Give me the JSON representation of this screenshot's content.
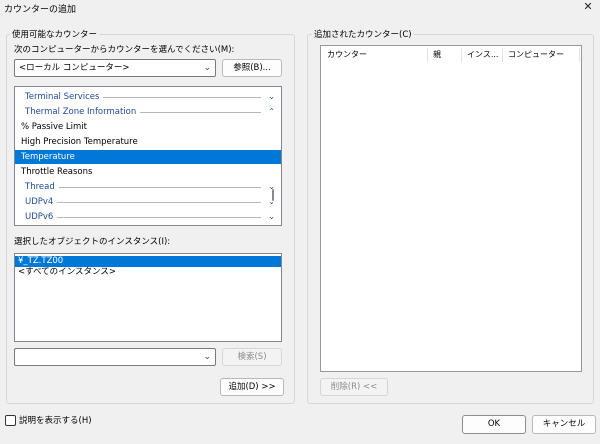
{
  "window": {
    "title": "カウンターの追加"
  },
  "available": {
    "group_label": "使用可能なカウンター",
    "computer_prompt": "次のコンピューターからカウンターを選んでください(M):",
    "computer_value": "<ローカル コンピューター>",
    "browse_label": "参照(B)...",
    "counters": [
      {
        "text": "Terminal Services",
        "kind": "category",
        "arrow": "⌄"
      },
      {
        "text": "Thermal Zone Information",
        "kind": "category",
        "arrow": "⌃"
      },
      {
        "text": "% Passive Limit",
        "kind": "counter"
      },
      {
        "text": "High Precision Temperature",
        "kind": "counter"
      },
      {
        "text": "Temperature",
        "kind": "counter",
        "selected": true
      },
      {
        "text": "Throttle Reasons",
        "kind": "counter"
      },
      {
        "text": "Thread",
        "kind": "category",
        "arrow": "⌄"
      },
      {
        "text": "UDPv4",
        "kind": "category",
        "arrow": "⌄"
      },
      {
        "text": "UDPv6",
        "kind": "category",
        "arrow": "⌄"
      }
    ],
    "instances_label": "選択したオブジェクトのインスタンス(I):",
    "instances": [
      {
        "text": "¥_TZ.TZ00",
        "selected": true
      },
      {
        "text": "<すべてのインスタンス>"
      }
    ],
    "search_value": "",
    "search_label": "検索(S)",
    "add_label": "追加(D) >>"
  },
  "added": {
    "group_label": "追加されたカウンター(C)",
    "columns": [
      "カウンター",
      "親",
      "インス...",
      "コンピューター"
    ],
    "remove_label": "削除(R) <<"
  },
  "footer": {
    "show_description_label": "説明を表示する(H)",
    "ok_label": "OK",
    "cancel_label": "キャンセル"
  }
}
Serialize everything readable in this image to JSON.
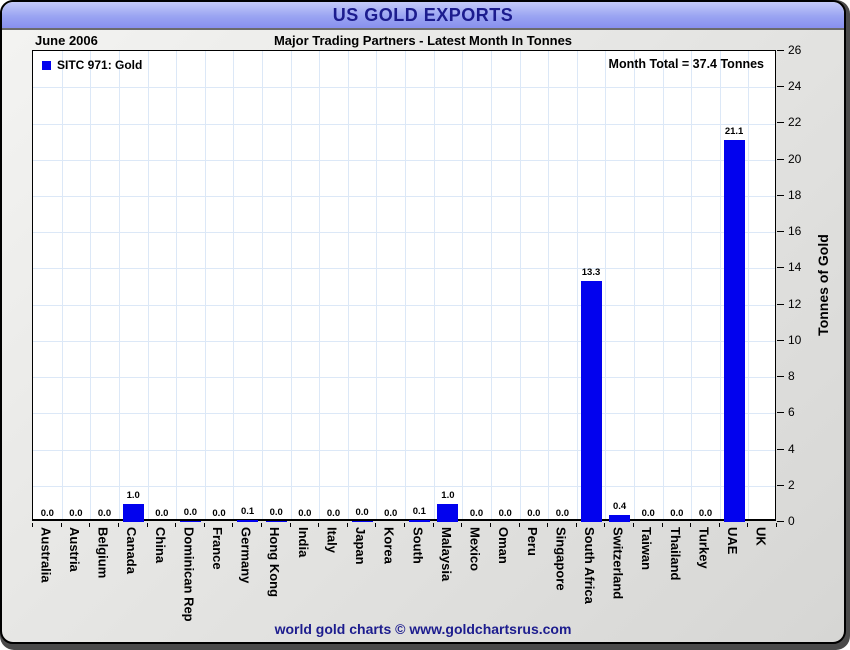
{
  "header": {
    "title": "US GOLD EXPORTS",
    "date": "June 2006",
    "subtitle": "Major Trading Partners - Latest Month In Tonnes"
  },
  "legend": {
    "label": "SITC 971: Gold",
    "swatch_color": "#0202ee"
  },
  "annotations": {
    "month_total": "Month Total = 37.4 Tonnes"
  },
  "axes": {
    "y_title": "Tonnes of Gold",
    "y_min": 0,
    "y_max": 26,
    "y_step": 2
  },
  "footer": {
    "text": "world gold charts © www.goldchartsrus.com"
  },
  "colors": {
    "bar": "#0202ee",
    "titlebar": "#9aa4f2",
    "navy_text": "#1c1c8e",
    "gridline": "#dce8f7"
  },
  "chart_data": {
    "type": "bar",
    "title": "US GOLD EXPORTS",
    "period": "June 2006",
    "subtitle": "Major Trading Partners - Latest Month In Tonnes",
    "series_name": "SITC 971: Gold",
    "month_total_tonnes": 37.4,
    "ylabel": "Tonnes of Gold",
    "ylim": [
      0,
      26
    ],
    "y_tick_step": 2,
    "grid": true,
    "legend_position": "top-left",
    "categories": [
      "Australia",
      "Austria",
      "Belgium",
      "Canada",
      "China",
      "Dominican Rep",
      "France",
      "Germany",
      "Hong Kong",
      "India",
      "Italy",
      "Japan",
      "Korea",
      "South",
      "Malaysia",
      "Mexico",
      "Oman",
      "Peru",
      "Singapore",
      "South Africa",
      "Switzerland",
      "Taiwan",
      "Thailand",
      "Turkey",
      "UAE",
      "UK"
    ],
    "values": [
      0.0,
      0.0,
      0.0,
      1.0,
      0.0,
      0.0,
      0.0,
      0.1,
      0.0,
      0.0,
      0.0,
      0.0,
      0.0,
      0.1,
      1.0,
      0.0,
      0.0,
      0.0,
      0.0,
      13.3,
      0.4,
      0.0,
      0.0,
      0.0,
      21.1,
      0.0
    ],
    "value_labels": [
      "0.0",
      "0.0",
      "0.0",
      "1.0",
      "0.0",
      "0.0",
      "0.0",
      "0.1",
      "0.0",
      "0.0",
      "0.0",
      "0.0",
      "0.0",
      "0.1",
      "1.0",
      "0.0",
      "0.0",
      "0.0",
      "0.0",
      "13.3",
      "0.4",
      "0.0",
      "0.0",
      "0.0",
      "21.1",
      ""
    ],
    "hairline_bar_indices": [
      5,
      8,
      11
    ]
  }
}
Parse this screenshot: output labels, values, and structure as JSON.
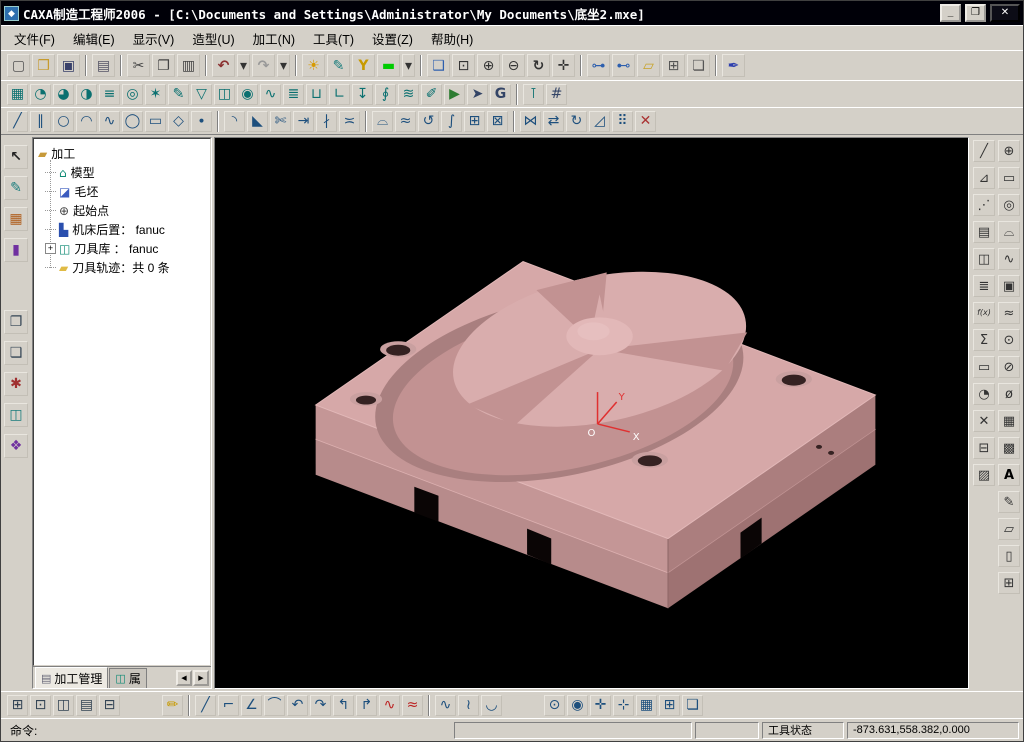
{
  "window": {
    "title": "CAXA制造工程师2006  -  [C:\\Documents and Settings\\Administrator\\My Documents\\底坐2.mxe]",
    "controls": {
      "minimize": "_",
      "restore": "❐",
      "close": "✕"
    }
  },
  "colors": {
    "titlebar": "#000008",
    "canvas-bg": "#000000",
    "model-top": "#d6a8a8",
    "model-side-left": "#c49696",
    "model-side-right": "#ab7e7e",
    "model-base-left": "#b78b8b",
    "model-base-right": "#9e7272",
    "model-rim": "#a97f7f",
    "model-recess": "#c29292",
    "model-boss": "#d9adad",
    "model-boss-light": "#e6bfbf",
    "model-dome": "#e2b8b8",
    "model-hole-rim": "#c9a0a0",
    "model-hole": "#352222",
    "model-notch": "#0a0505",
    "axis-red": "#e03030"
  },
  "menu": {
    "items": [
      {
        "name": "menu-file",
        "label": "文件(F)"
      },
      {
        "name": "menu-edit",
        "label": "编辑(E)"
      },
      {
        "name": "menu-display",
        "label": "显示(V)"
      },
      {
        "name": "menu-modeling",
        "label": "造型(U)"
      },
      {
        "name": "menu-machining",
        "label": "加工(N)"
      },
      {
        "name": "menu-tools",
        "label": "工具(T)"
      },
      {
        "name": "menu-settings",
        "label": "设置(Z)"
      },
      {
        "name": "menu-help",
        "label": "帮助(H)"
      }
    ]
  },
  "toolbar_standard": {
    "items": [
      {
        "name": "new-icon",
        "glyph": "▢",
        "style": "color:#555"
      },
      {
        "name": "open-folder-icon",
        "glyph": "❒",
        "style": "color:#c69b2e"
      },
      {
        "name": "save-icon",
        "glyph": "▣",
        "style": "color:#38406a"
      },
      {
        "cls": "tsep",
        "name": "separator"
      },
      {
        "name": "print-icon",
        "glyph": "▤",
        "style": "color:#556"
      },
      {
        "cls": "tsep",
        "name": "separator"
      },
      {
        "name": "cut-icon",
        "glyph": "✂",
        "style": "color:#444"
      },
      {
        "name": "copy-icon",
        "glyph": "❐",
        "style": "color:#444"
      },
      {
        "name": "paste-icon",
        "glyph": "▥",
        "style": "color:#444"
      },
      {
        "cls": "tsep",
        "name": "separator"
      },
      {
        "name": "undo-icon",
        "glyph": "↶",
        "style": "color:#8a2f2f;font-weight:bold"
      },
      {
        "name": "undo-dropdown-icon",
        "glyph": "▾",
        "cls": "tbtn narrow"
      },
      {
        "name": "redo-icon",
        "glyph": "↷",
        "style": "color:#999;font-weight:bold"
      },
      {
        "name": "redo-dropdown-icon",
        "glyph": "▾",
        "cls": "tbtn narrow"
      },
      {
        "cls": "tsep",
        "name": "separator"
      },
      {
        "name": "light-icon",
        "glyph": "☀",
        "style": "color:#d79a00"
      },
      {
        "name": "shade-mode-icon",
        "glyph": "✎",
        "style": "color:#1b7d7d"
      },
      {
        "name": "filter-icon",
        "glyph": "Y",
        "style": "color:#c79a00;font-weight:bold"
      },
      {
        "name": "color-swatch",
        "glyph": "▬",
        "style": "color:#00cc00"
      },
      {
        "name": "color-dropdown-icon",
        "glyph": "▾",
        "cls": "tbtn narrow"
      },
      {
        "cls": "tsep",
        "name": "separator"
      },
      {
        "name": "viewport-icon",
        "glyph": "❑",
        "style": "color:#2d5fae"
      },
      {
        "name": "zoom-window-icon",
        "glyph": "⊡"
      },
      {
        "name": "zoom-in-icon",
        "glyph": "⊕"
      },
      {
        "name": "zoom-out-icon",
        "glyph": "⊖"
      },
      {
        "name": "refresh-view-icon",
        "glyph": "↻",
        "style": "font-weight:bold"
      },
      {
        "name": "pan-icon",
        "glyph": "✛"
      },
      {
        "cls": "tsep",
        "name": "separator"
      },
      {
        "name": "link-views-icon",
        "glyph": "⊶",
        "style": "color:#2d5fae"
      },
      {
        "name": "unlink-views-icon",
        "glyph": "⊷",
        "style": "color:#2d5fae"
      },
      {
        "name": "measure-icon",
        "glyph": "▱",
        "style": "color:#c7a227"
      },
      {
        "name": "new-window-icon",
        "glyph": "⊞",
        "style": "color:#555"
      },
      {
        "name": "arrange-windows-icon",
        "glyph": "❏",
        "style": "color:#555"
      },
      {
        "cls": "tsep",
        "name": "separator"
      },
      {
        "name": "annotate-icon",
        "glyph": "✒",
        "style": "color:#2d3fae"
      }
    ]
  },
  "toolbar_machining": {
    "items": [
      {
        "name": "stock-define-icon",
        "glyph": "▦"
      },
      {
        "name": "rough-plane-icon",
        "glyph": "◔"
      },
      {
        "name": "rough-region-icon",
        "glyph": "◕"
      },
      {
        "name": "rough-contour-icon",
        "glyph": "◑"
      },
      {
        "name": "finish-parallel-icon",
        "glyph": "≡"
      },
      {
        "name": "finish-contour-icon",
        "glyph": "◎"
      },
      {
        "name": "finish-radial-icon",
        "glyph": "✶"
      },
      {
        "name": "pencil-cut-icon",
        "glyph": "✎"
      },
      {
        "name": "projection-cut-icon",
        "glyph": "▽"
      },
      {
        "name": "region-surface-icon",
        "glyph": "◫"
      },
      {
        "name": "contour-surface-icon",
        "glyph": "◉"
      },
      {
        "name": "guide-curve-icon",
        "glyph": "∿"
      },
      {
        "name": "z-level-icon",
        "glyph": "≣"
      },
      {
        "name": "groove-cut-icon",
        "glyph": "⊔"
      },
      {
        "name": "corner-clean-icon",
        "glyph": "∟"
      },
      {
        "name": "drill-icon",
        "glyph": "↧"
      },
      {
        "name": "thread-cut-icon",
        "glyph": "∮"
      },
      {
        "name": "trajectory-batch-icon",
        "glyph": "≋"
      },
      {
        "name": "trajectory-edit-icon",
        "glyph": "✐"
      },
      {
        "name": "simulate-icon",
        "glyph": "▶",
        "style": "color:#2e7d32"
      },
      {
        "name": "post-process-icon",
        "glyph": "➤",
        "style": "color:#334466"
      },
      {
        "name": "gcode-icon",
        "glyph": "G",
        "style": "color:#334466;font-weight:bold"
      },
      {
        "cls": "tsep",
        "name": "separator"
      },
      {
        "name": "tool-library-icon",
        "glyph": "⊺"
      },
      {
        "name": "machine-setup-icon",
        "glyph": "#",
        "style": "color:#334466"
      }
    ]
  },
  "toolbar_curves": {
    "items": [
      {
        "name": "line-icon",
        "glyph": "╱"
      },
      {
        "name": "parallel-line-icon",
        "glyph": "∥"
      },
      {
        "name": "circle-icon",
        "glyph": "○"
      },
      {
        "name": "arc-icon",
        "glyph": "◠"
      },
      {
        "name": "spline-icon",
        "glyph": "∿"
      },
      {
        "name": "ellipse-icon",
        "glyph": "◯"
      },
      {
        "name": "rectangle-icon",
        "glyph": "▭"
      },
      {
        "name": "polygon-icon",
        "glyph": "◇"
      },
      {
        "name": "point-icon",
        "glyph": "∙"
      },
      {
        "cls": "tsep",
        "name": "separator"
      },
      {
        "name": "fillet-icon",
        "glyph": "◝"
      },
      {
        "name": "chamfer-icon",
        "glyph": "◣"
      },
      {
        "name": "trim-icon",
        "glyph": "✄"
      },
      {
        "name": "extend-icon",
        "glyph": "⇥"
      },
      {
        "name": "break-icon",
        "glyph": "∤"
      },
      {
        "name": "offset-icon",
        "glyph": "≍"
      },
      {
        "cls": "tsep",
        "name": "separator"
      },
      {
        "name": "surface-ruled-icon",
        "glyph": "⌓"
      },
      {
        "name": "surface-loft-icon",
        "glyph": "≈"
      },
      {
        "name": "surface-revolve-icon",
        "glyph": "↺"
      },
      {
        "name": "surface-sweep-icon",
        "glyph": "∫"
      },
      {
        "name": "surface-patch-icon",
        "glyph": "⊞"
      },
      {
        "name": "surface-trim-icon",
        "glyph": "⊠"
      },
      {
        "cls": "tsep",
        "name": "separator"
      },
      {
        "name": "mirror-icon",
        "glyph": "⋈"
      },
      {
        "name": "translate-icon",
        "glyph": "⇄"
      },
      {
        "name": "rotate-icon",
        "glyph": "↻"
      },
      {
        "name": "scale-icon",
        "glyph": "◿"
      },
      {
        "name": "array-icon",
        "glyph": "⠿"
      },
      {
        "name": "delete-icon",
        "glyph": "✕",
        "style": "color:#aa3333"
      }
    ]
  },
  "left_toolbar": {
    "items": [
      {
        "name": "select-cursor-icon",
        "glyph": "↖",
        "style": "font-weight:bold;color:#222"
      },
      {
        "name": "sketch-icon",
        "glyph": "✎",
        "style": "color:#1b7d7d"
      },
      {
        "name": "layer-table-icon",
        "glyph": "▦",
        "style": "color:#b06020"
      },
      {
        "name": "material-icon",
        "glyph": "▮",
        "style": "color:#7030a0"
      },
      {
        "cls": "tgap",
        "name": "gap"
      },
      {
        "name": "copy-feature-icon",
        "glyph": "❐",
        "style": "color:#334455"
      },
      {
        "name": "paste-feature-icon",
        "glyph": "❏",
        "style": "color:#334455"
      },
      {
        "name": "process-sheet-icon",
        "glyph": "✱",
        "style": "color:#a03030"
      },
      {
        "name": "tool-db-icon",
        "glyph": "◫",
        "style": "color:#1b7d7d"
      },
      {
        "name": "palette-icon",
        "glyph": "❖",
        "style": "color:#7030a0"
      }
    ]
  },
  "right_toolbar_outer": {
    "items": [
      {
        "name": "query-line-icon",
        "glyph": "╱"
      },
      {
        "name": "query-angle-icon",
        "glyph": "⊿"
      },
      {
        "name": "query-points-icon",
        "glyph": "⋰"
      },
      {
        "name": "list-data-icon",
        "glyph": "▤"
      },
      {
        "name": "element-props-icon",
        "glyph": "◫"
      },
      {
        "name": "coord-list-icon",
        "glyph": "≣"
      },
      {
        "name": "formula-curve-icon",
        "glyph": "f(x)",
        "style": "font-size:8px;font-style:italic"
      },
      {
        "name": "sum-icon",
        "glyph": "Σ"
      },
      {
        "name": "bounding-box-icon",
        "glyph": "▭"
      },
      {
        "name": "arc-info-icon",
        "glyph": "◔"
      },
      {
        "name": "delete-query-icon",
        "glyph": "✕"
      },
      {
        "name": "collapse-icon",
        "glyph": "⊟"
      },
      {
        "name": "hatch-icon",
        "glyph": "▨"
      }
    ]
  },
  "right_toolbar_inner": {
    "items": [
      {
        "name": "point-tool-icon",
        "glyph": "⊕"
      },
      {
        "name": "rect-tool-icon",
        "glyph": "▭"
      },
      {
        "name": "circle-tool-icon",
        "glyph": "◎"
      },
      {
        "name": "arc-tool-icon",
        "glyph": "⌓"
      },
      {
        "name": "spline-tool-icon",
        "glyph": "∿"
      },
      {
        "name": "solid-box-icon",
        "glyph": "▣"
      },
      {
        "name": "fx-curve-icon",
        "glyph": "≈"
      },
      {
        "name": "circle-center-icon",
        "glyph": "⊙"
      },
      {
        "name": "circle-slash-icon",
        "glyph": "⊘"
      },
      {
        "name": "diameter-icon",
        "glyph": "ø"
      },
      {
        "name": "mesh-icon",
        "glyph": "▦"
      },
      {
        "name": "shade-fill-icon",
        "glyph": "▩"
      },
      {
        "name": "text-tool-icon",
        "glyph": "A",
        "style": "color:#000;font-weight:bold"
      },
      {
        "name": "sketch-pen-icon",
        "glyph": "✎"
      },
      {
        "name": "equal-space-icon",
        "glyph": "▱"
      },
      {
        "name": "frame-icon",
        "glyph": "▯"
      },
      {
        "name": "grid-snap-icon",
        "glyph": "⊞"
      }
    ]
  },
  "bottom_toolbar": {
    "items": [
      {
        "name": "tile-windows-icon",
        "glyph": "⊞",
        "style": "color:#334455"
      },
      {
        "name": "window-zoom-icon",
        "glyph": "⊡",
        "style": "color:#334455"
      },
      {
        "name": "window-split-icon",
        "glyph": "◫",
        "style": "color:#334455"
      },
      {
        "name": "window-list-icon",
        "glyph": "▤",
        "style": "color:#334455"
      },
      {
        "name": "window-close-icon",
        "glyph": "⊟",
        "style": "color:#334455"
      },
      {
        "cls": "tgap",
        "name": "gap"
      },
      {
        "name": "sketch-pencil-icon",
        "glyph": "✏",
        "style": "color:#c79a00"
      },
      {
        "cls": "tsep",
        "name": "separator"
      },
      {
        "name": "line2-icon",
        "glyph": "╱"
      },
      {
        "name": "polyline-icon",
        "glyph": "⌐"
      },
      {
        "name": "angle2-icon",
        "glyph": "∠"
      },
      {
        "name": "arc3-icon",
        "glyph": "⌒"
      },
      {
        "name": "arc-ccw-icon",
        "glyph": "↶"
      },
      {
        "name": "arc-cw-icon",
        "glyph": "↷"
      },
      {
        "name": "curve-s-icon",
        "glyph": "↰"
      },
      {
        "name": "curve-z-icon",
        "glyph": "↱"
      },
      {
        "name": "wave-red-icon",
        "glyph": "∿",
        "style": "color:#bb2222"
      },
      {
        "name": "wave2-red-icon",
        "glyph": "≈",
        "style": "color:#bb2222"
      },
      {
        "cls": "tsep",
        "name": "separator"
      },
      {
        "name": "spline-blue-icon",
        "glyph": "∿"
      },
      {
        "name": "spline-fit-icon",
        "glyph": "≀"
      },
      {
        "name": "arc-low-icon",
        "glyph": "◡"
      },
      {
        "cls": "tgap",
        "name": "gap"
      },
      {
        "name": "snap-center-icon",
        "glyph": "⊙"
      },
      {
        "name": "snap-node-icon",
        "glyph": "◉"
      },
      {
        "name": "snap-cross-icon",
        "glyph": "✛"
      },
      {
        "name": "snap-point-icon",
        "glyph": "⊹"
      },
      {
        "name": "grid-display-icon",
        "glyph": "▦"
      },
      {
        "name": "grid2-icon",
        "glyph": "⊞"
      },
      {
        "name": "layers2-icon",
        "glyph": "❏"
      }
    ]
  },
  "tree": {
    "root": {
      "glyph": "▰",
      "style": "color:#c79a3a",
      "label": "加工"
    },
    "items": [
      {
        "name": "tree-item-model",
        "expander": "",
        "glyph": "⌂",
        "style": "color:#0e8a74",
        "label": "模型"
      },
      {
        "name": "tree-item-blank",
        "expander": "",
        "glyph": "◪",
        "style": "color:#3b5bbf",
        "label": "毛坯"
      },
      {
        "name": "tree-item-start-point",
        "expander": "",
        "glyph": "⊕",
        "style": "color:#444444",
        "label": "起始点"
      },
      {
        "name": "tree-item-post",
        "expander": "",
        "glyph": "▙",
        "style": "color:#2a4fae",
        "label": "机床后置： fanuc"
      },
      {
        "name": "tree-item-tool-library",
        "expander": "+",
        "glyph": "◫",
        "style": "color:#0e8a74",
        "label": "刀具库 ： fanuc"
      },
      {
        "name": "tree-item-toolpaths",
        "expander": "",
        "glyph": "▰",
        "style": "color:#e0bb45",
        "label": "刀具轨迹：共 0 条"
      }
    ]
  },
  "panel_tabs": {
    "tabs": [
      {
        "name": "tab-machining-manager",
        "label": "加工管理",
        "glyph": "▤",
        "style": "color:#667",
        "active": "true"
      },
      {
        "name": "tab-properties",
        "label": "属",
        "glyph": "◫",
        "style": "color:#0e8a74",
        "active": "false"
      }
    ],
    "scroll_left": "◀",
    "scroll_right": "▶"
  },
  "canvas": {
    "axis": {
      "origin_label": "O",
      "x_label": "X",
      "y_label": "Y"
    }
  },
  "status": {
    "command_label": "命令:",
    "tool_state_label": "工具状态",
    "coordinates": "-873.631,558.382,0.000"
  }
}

● ● ● ● ●

## SET PROBLEM
Find every line in the records above that contains the word "SITC", and copy each one.

## SOLUTION FOR THIS EXERCISE
    "label": "SITC 971: Gold",
    "series_name": "SITC 971: Gold",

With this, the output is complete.